++++ EXTRACTED RECORDS ++++

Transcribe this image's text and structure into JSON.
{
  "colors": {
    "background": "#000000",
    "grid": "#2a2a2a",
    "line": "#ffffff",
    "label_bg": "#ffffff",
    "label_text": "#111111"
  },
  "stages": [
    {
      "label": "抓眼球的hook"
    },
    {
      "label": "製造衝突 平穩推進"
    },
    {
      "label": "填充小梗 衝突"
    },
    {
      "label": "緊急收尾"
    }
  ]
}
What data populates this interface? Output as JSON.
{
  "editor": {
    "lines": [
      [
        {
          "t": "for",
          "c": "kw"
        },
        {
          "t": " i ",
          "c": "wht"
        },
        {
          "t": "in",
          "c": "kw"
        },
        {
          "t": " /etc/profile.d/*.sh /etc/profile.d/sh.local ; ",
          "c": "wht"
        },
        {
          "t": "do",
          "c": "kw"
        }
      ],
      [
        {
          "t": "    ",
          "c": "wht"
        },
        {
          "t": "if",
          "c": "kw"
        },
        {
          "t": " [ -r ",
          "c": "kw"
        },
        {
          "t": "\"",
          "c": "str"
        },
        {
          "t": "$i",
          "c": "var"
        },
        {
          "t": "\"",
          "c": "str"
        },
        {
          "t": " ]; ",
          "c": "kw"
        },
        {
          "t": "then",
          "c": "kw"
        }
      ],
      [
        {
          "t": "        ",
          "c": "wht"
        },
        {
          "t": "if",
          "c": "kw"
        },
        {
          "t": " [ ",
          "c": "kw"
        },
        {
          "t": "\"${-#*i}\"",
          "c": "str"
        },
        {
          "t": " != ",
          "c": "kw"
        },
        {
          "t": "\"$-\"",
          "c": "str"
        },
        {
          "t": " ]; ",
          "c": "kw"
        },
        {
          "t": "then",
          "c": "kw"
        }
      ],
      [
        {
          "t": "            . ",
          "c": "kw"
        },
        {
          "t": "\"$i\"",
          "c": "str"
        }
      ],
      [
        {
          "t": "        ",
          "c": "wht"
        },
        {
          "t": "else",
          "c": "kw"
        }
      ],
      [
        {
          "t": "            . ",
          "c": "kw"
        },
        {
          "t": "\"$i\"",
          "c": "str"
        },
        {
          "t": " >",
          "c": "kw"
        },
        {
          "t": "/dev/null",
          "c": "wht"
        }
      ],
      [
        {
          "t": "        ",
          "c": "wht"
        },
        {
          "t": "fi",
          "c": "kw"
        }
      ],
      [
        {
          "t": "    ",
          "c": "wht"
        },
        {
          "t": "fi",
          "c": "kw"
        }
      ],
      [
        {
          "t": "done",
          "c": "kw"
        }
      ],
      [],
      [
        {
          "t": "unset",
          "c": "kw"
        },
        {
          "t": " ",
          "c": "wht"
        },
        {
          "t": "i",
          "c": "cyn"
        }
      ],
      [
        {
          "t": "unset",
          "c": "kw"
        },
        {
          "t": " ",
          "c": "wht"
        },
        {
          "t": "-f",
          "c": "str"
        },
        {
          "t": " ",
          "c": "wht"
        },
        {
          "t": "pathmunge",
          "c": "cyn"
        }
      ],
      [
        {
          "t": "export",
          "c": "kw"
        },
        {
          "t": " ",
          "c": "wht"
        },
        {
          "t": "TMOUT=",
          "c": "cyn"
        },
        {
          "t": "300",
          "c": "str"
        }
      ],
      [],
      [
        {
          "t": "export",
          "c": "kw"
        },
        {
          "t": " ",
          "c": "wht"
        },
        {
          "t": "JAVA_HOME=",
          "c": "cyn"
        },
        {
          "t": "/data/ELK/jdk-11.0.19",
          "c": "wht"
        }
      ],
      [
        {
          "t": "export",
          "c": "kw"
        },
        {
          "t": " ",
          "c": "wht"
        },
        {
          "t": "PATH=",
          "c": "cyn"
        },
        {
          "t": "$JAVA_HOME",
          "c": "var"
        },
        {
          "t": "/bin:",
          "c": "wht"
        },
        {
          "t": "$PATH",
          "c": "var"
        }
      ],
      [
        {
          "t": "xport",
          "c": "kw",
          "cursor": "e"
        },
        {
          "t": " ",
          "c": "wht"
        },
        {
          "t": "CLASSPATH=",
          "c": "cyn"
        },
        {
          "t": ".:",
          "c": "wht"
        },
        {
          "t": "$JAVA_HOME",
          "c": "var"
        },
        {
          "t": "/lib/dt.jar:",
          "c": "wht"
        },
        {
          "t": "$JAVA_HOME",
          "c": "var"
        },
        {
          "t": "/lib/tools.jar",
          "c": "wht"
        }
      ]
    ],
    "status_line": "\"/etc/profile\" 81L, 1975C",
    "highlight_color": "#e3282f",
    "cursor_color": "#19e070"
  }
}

++++

From the listing above, pick out every line containing "JSON".

Transcribe this image's text and structure into JSON.
What data populates this interface? Output as JSON.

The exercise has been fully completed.